TEXT:
What's next for Citizens United?
Mark your calendars for June 14, 2012. That's the day that the U.S. Supreme Court has announced it will take up what's being called Citizens United II, the first major test of their 2010 decision which loosened rules on corporate and union spending on elections.
At issue is a request by the conservative Virginia-based American Tradition Parnership that the Supreme Court overturn, without briefing or argument, an earlier decision by the Montana Supreme Court upholding the state's Corrupt Practices Act, a 1906 law which bans corporations from spending money from their treasuries directly on elections.
The Montana court's decision put it on a collision course with the U.S. Supremes, who in Citizens United argued that "independent expenditures, including those made by corporations, do not give rise to corruption or the appearance of corruption."
In the two years since Citizens United, outside election spending has skyrocketed -- from state legislative races like those in North Carolina, to the more recent growth of Super PACs that have dominated the presidential race.

COLLECTED MATERIAL:
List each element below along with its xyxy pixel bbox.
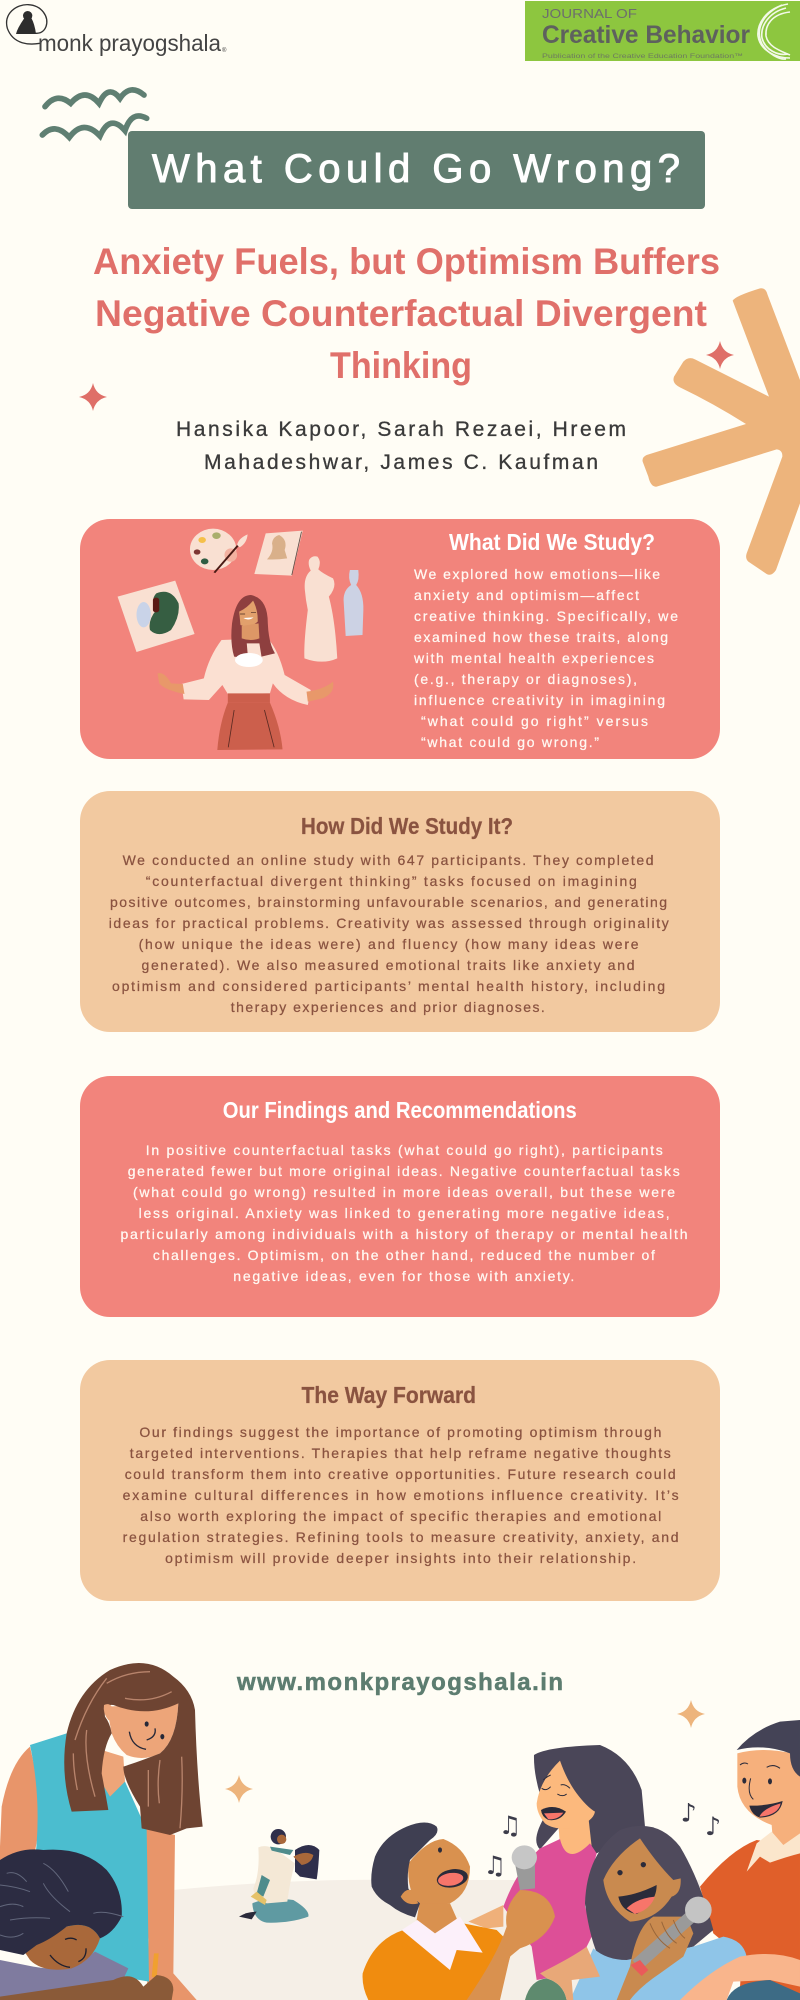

AIM:
State whether each of the following statements agrees with the text on Citizens United, answering yes or no and quoting the words of the text that decide it. 1. The Montana law at issue was enacted in 1906. 2. The Montana Supreme Court struck down the state's Corrupt Practices Act. 3. Outside election spending has declined since the Citizens United decision.

EXERCISE ANSWER:
1. Yes: "a 1906 law which bans corporations from spending money from their treasuries directly on elections"
2. No: "an earlier decision by the Montana Supreme Court upholding the state's Corrupt Practices Act"
3. No: "In the two years since Citizens United, outside election spending has skyrocketed"